** start LISTED RECORDS **

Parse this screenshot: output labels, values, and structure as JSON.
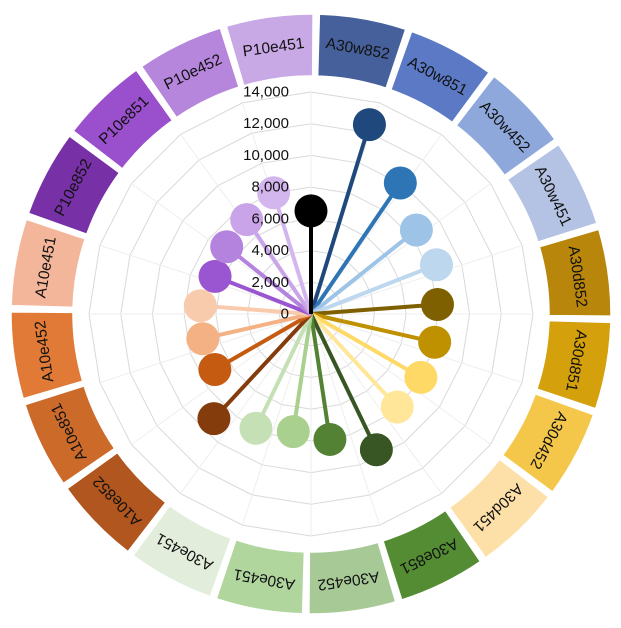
{
  "chart_data": {
    "type": "radial-lollipop",
    "ylim": [
      0,
      14000
    ],
    "tick_labels": [
      "0",
      "2,000",
      "4,000",
      "6,000",
      "8,000",
      "10,000",
      "12,000",
      "14,000"
    ],
    "grid": true,
    "center_value": 6500,
    "center_color": "#000000",
    "categories": [
      {
        "label": "A30w852",
        "value": 12500,
        "color": "#1f497d",
        "ring_color": "#46609c"
      },
      {
        "label": "A30w851",
        "value": 10000,
        "color": "#2e75b6",
        "ring_color": "#5b79c4"
      },
      {
        "label": "A30w452",
        "value": 8500,
        "color": "#9dc3e6",
        "ring_color": "#8ea8dc"
      },
      {
        "label": "A30w451",
        "value": 8500,
        "color": "#bdd7ee",
        "ring_color": "#b4c3e4"
      },
      {
        "label": "A30d852",
        "value": 8000,
        "color": "#7f6000",
        "ring_color": "#b8860b"
      },
      {
        "label": "A30d851",
        "value": 8000,
        "color": "#bf9000",
        "ring_color": "#d4a00c"
      },
      {
        "label": "A30d452",
        "value": 8000,
        "color": "#ffd966",
        "ring_color": "#f4c74a"
      },
      {
        "label": "A30d451",
        "value": 8000,
        "color": "#ffe699",
        "ring_color": "#fde0a8"
      },
      {
        "label": "A30e851",
        "value": 9500,
        "color": "#375623",
        "ring_color": "#548c33"
      },
      {
        "label": "A30e452",
        "value": 8000,
        "color": "#548235",
        "ring_color": "#a6c996"
      },
      {
        "label": "A30e451",
        "value": 7500,
        "color": "#a9d08e",
        "ring_color": "#b0d69e"
      },
      {
        "label": "A30e451",
        "value": 8000,
        "color": "#c5e0b4",
        "ring_color": "#e2eedb"
      },
      {
        "label": "A10e852",
        "value": 9000,
        "color": "#843c0c",
        "ring_color": "#b0561e"
      },
      {
        "label": "A10e851",
        "value": 7000,
        "color": "#c55a11",
        "ring_color": "#cc6a2a"
      },
      {
        "label": "A10e452",
        "value": 7000,
        "color": "#f4b183",
        "ring_color": "#e07a36"
      },
      {
        "label": "A10e451",
        "value": 7000,
        "color": "#f8cbad",
        "ring_color": "#f4b69a"
      },
      {
        "label": "P10e852",
        "value": 6500,
        "color": "#9a55d0",
        "ring_color": "#7730a6"
      },
      {
        "label": "P10e851",
        "value": 6800,
        "color": "#b483de",
        "ring_color": "#9a4fcc"
      },
      {
        "label": "P10e452",
        "value": 7200,
        "color": "#c9a4e8",
        "ring_color": "#b685dc"
      },
      {
        "label": "P10e451",
        "value": 8000,
        "color": "#d4b6ee",
        "ring_color": "#c9a8e6"
      }
    ]
  }
}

** end LISTED RECORDS **

= AIM =
Restate the records word for word, omitting images.

= ANSWER BELOW =
Parse this screenshot: output labels, values, and structure as JSON.
{
  "chart_data": {
    "type": "radial-lollipop",
    "ylim": [
      0,
      14000
    ],
    "tick_labels": [
      "0",
      "2,000",
      "4,000",
      "6,000",
      "8,000",
      "10,000",
      "12,000",
      "14,000"
    ],
    "grid": true,
    "center_value": 6500,
    "center_color": "#000000",
    "categories": [
      {
        "label": "A30w852",
        "value": 12500,
        "color": "#1f497d",
        "ring_color": "#46609c"
      },
      {
        "label": "A30w851",
        "value": 10000,
        "color": "#2e75b6",
        "ring_color": "#5b79c4"
      },
      {
        "label": "A30w452",
        "value": 8500,
        "color": "#9dc3e6",
        "ring_color": "#8ea8dc"
      },
      {
        "label": "A30w451",
        "value": 8500,
        "color": "#bdd7ee",
        "ring_color": "#b4c3e4"
      },
      {
        "label": "A30d852",
        "value": 8000,
        "color": "#7f6000",
        "ring_color": "#b8860b"
      },
      {
        "label": "A30d851",
        "value": 8000,
        "color": "#bf9000",
        "ring_color": "#d4a00c"
      },
      {
        "label": "A30d452",
        "value": 8000,
        "color": "#ffd966",
        "ring_color": "#f4c74a"
      },
      {
        "label": "A30d451",
        "value": 8000,
        "color": "#ffe699",
        "ring_color": "#fde0a8"
      },
      {
        "label": "A30e851",
        "value": 9500,
        "color": "#375623",
        "ring_color": "#548c33"
      },
      {
        "label": "A30e452",
        "value": 8000,
        "color": "#548235",
        "ring_color": "#a6c996"
      },
      {
        "label": "A30e451",
        "value": 7500,
        "color": "#a9d08e",
        "ring_color": "#b0d69e"
      },
      {
        "label": "A30e451",
        "value": 8000,
        "color": "#c5e0b4",
        "ring_color": "#e2eedb"
      },
      {
        "label": "A10e852",
        "value": 9000,
        "color": "#843c0c",
        "ring_color": "#b0561e"
      },
      {
        "label": "A10e851",
        "value": 7000,
        "color": "#c55a11",
        "ring_color": "#cc6a2a"
      },
      {
        "label": "A10e452",
        "value": 7000,
        "color": "#f4b183",
        "ring_color": "#e07a36"
      },
      {
        "label": "A10e451",
        "value": 7000,
        "color": "#f8cbad",
        "ring_color": "#f4b69a"
      },
      {
        "label": "P10e852",
        "value": 6500,
        "color": "#9a55d0",
        "ring_color": "#7730a6"
      },
      {
        "label": "P10e851",
        "value": 6800,
        "color": "#b483de",
        "ring_color": "#9a4fcc"
      },
      {
        "label": "P10e452",
        "value": 7200,
        "color": "#c9a4e8",
        "ring_color": "#b685dc"
      },
      {
        "label": "P10e451",
        "value": 8000,
        "color": "#d4b6ee",
        "ring_color": "#c9a8e6"
      }
    ]
  }
}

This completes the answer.